• _DATASET ENTRIES_
..........
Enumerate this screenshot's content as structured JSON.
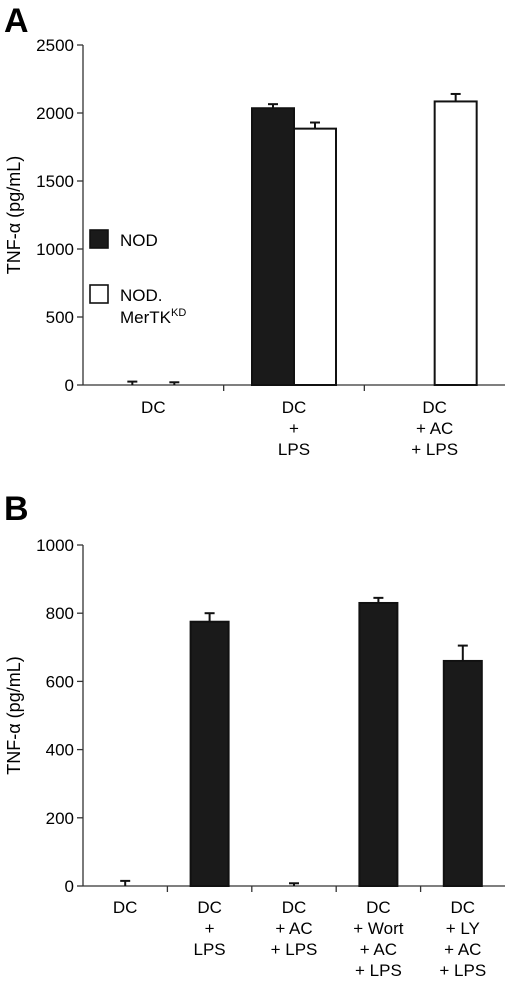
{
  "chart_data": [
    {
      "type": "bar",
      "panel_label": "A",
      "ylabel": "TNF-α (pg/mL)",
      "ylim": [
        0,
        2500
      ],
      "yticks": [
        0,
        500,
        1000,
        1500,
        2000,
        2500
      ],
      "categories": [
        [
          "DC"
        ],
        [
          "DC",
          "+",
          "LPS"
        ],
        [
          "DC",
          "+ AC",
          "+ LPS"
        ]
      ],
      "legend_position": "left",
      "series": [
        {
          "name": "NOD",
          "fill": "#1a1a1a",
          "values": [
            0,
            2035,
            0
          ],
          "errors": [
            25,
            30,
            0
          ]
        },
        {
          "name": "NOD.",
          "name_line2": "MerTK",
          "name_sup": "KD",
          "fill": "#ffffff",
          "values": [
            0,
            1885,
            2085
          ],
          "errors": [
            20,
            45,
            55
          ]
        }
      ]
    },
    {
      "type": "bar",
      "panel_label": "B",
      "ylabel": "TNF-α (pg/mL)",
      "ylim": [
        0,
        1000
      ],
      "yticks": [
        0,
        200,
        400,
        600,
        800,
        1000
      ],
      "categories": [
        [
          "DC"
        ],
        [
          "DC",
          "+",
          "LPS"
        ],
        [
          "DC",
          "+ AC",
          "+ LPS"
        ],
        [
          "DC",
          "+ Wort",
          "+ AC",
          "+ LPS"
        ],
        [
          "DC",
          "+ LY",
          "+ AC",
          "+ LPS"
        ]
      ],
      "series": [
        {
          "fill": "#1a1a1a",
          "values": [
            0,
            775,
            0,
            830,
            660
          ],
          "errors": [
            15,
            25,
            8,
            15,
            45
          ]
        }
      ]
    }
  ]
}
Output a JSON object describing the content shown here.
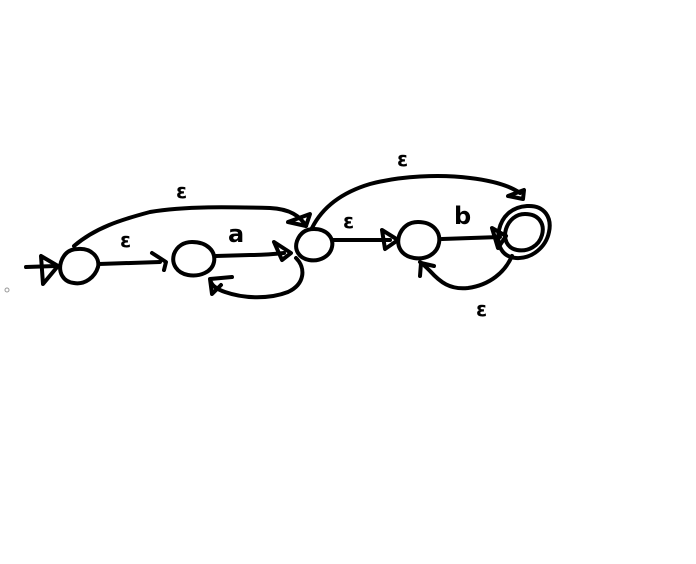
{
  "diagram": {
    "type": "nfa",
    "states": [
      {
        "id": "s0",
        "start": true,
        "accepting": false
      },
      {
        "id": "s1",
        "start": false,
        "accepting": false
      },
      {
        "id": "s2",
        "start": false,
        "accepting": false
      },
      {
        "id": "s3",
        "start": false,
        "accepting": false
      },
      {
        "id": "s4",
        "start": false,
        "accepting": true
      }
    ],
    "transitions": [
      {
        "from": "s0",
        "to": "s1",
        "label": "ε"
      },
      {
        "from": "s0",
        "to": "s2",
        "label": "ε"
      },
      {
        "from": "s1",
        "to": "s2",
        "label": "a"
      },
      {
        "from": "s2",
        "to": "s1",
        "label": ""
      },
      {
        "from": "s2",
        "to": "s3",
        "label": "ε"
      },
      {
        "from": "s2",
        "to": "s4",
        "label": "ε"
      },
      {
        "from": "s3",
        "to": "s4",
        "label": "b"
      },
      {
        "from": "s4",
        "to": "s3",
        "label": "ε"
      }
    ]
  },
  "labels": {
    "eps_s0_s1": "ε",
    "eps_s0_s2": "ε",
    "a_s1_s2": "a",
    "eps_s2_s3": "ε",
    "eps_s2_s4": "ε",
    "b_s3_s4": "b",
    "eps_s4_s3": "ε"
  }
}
..........
Make an exact copy of the records above, with the pictures left out.

• _EXERCISE RESPONSE_
Enumerate this screenshot's content as structured JSON.
{
  "chart_data": [
    {
      "type": "bar",
      "panel_label": "A",
      "ylabel": "TNF-α (pg/mL)",
      "ylim": [
        0,
        2500
      ],
      "yticks": [
        0,
        500,
        1000,
        1500,
        2000,
        2500
      ],
      "categories": [
        [
          "DC"
        ],
        [
          "DC",
          "+",
          "LPS"
        ],
        [
          "DC",
          "+ AC",
          "+ LPS"
        ]
      ],
      "legend_position": "left",
      "series": [
        {
          "name": "NOD",
          "fill": "#1a1a1a",
          "values": [
            0,
            2035,
            0
          ],
          "errors": [
            25,
            30,
            0
          ]
        },
        {
          "name": "NOD.",
          "name_line2": "MerTK",
          "name_sup": "KD",
          "fill": "#ffffff",
          "values": [
            0,
            1885,
            2085
          ],
          "errors": [
            20,
            45,
            55
          ]
        }
      ]
    },
    {
      "type": "bar",
      "panel_label": "B",
      "ylabel": "TNF-α (pg/mL)",
      "ylim": [
        0,
        1000
      ],
      "yticks": [
        0,
        200,
        400,
        600,
        800,
        1000
      ],
      "categories": [
        [
          "DC"
        ],
        [
          "DC",
          "+",
          "LPS"
        ],
        [
          "DC",
          "+ AC",
          "+ LPS"
        ],
        [
          "DC",
          "+ Wort",
          "+ AC",
          "+ LPS"
        ],
        [
          "DC",
          "+ LY",
          "+ AC",
          "+ LPS"
        ]
      ],
      "series": [
        {
          "fill": "#1a1a1a",
          "values": [
            0,
            775,
            0,
            830,
            660
          ],
          "errors": [
            15,
            25,
            8,
            15,
            45
          ]
        }
      ]
    }
  ]
}
Output a JSON object describing the content shown here.
{
  "diagram": {
    "type": "nfa",
    "states": [
      {
        "id": "s0",
        "start": true,
        "accepting": false
      },
      {
        "id": "s1",
        "start": false,
        "accepting": false
      },
      {
        "id": "s2",
        "start": false,
        "accepting": false
      },
      {
        "id": "s3",
        "start": false,
        "accepting": false
      },
      {
        "id": "s4",
        "start": false,
        "accepting": true
      }
    ],
    "transitions": [
      {
        "from": "s0",
        "to": "s1",
        "label": "ε"
      },
      {
        "from": "s0",
        "to": "s2",
        "label": "ε"
      },
      {
        "from": "s1",
        "to": "s2",
        "label": "a"
      },
      {
        "from": "s2",
        "to": "s1",
        "label": ""
      },
      {
        "from": "s2",
        "to": "s3",
        "label": "ε"
      },
      {
        "from": "s2",
        "to": "s4",
        "label": "ε"
      },
      {
        "from": "s3",
        "to": "s4",
        "label": "b"
      },
      {
        "from": "s4",
        "to": "s3",
        "label": "ε"
      }
    ]
  },
  "labels": {
    "eps_s0_s1": "ε",
    "eps_s0_s2": "ε",
    "a_s1_s2": "a",
    "eps_s2_s3": "ε",
    "eps_s2_s4": "ε",
    "b_s3_s4": "b",
    "eps_s4_s3": "ε"
  }
}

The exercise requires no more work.